**The exercise:** Extract each line from the entries below that has the string "halbfinal" in it.

**A block of data:**
--*--
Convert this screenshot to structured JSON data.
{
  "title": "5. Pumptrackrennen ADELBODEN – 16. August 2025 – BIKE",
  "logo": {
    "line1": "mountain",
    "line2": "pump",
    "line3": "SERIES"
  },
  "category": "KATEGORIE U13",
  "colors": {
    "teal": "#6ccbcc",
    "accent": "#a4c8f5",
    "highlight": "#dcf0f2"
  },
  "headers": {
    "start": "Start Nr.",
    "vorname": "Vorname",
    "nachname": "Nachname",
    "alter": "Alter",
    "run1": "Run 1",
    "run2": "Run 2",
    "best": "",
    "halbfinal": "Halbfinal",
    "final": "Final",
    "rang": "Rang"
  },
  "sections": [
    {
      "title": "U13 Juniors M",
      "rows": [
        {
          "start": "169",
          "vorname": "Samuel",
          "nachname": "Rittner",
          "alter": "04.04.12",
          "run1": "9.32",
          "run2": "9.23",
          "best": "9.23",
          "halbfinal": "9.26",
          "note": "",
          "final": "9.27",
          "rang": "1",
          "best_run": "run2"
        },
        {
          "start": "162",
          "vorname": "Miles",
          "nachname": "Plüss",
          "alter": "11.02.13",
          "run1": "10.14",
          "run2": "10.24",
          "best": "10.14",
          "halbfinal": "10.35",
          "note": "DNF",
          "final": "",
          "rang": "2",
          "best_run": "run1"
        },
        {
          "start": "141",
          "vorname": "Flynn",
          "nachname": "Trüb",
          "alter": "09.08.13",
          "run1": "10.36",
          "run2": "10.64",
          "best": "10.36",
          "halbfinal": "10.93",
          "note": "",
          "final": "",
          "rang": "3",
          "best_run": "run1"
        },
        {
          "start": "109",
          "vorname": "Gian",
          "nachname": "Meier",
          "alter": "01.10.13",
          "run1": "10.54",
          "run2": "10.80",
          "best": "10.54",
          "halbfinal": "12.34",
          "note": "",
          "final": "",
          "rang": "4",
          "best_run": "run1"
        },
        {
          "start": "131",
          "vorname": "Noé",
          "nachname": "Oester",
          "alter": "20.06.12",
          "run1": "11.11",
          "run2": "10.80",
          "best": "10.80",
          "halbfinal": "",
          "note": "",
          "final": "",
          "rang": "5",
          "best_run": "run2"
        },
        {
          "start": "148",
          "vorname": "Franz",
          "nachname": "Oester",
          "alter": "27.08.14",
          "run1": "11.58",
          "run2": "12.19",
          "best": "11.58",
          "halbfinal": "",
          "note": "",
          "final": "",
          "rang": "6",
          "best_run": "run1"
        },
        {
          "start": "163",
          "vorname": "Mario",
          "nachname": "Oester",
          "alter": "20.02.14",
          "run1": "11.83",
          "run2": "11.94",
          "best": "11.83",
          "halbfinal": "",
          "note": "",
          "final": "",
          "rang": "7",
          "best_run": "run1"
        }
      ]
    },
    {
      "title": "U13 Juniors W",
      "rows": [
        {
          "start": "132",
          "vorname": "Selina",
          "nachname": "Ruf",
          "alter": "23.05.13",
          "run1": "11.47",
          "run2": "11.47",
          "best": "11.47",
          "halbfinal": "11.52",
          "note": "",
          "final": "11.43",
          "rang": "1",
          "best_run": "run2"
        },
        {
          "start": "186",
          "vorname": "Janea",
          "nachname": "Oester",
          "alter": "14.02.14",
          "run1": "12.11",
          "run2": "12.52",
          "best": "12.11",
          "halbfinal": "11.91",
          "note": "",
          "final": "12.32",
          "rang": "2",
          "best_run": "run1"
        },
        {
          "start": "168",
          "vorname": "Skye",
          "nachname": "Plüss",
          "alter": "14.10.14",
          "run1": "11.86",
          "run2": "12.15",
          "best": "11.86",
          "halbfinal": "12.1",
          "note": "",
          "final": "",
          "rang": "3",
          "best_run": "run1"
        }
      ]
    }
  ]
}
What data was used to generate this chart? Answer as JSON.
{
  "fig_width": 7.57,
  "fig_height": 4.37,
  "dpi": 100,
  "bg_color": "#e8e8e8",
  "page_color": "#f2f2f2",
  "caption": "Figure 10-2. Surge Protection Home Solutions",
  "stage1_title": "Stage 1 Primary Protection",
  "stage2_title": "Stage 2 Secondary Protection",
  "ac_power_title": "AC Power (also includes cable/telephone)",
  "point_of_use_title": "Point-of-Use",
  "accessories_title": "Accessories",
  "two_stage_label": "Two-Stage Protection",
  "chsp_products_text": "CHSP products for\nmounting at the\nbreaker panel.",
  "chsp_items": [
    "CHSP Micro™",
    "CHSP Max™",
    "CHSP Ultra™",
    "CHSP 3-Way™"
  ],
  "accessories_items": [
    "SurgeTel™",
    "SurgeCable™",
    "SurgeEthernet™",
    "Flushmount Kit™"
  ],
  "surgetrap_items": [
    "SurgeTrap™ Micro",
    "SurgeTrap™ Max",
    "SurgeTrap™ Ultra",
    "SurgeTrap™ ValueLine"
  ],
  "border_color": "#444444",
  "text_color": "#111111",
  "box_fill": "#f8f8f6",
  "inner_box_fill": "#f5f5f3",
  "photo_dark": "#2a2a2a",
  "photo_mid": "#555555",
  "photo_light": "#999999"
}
--*--
**Output:**
    "halbfinal": "Halbfinal",
          "halbfinal": "9.26",
          "halbfinal": "10.35",
          "halbfinal": "10.93",
          "halbfinal": "12.34",
          "halbfinal": "",
          "halbfinal": "",
          "halbfinal": "",
          "halbfinal": "11.52",
          "halbfinal": "11.91",
          "halbfinal": "12.1",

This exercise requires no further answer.